### Available data
- - - - -

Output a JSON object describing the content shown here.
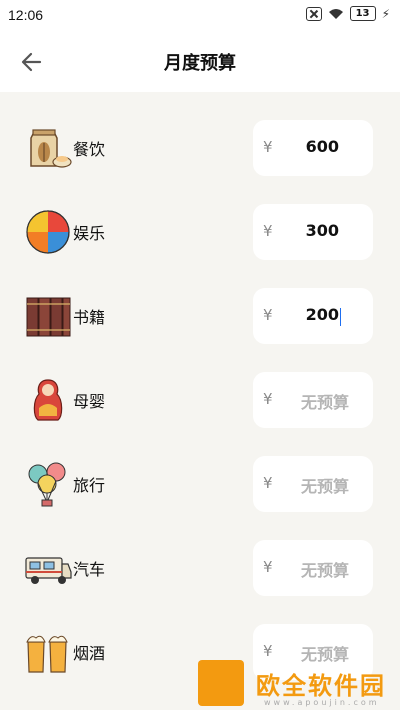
{
  "status": {
    "time": "12:06",
    "battery": "13"
  },
  "header": {
    "title": "月度预算"
  },
  "categories": [
    {
      "label": "餐饮",
      "amount": "600",
      "icon": "rice-bag-icon"
    },
    {
      "label": "娱乐",
      "amount": "300",
      "icon": "beach-ball-icon"
    },
    {
      "label": "书籍",
      "amount": "200",
      "icon": "books-icon"
    },
    {
      "label": "母婴",
      "amount": "无预算",
      "icon": "matryoshka-icon"
    },
    {
      "label": "旅行",
      "amount": "无预算",
      "icon": "balloons-icon"
    },
    {
      "label": "汽车",
      "amount": "无预算",
      "icon": "rv-icon"
    },
    {
      "label": "烟酒",
      "amount": "无预算",
      "icon": "beer-mugs-icon"
    }
  ],
  "currency": "¥",
  "watermark": {
    "text": "欧全软件园",
    "url": "www.apoujin.com"
  }
}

- - - - -

### What to work on
Copy out all lines above that include the string "label".

### Solution for this exercise
      "label": "餐饮",
      "label": "娱乐",
      "label": "书籍",
      "label": "母婴",
      "label": "旅行",
      "label": "汽车",
      "label": "烟酒",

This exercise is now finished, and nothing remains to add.